→ Records provided:
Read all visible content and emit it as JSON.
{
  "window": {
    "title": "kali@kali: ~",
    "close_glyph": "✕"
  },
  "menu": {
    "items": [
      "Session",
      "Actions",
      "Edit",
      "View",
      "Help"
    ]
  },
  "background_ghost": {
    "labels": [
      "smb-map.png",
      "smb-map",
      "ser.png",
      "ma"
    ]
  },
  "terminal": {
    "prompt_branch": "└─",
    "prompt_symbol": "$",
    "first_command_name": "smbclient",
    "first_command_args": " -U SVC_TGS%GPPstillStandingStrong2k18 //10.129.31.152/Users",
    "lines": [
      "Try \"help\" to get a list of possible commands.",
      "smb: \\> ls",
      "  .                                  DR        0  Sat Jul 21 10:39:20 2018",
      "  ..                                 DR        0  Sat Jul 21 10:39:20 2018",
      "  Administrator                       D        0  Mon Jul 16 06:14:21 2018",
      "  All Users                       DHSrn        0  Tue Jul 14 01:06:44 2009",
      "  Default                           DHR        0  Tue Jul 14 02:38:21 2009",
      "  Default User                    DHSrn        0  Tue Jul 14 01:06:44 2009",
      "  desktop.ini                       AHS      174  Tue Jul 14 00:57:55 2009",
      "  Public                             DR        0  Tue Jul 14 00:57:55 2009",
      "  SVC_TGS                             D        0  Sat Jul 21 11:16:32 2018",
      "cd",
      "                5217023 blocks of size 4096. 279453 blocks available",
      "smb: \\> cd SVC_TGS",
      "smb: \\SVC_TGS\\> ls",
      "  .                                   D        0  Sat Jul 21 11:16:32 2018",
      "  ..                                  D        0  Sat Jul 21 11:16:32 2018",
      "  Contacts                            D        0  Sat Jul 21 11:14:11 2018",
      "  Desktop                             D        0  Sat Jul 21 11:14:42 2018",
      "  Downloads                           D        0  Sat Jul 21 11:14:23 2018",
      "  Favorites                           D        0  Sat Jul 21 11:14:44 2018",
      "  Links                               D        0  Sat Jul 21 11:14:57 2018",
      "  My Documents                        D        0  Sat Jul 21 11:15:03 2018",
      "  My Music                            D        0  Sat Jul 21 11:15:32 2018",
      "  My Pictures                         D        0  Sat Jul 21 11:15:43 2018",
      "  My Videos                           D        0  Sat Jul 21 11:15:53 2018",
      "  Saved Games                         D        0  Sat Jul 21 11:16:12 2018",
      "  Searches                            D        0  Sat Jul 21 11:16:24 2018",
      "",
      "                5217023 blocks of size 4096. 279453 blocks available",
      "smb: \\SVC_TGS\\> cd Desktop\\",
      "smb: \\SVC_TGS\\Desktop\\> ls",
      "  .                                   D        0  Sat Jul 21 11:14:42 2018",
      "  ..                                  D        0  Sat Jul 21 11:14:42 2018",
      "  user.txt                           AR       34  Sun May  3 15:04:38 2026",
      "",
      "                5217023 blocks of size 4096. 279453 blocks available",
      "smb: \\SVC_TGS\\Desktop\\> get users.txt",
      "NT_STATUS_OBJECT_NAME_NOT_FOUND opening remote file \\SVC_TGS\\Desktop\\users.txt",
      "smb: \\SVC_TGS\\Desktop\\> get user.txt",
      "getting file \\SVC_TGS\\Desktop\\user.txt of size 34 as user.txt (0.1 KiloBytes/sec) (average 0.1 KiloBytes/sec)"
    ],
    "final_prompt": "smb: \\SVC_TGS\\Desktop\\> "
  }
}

→ Stated problem: Output the listing above word for word.

→ The reply:
Read all visible content and emit it as JSON.
{
  "window": {
    "title": "kali@kali: ~",
    "close_glyph": "✕"
  },
  "menu": {
    "items": [
      "Session",
      "Actions",
      "Edit",
      "View",
      "Help"
    ]
  },
  "background_ghost": {
    "labels": [
      "smb-map.png",
      "smb-map",
      "ser.png",
      "ma"
    ]
  },
  "terminal": {
    "prompt_branch": "└─",
    "prompt_symbol": "$",
    "first_command_name": "smbclient",
    "first_command_args": " -U SVC_TGS%GPPstillStandingStrong2k18 //10.129.31.152/Users",
    "lines": [
      "Try \"help\" to get a list of possible commands.",
      "smb: \\> ls",
      "  .                                  DR        0  Sat Jul 21 10:39:20 2018",
      "  ..                                 DR        0  Sat Jul 21 10:39:20 2018",
      "  Administrator                       D        0  Mon Jul 16 06:14:21 2018",
      "  All Users                       DHSrn        0  Tue Jul 14 01:06:44 2009",
      "  Default                           DHR        0  Tue Jul 14 02:38:21 2009",
      "  Default User                    DHSrn        0  Tue Jul 14 01:06:44 2009",
      "  desktop.ini                       AHS      174  Tue Jul 14 00:57:55 2009",
      "  Public                             DR        0  Tue Jul 14 00:57:55 2009",
      "  SVC_TGS                             D        0  Sat Jul 21 11:16:32 2018",
      "cd",
      "                5217023 blocks of size 4096. 279453 blocks available",
      "smb: \\> cd SVC_TGS",
      "smb: \\SVC_TGS\\> ls",
      "  .                                   D        0  Sat Jul 21 11:16:32 2018",
      "  ..                                  D        0  Sat Jul 21 11:16:32 2018",
      "  Contacts                            D        0  Sat Jul 21 11:14:11 2018",
      "  Desktop                             D        0  Sat Jul 21 11:14:42 2018",
      "  Downloads                           D        0  Sat Jul 21 11:14:23 2018",
      "  Favorites                           D        0  Sat Jul 21 11:14:44 2018",
      "  Links                               D        0  Sat Jul 21 11:14:57 2018",
      "  My Documents                        D        0  Sat Jul 21 11:15:03 2018",
      "  My Music                            D        0  Sat Jul 21 11:15:32 2018",
      "  My Pictures                         D        0  Sat Jul 21 11:15:43 2018",
      "  My Videos                           D        0  Sat Jul 21 11:15:53 2018",
      "  Saved Games                         D        0  Sat Jul 21 11:16:12 2018",
      "  Searches                            D        0  Sat Jul 21 11:16:24 2018",
      "",
      "                5217023 blocks of size 4096. 279453 blocks available",
      "smb: \\SVC_TGS\\> cd Desktop\\",
      "smb: \\SVC_TGS\\Desktop\\> ls",
      "  .                                   D        0  Sat Jul 21 11:14:42 2018",
      "  ..                                  D        0  Sat Jul 21 11:14:42 2018",
      "  user.txt                           AR       34  Sun May  3 15:04:38 2026",
      "",
      "                5217023 blocks of size 4096. 279453 blocks available",
      "smb: \\SVC_TGS\\Desktop\\> get users.txt",
      "NT_STATUS_OBJECT_NAME_NOT_FOUND opening remote file \\SVC_TGS\\Desktop\\users.txt",
      "smb: \\SVC_TGS\\Desktop\\> get user.txt",
      "getting file \\SVC_TGS\\Desktop\\user.txt of size 34 as user.txt (0.1 KiloBytes/sec) (average 0.1 KiloBytes/sec)"
    ],
    "final_prompt": "smb: \\SVC_TGS\\Desktop\\> "
  }
}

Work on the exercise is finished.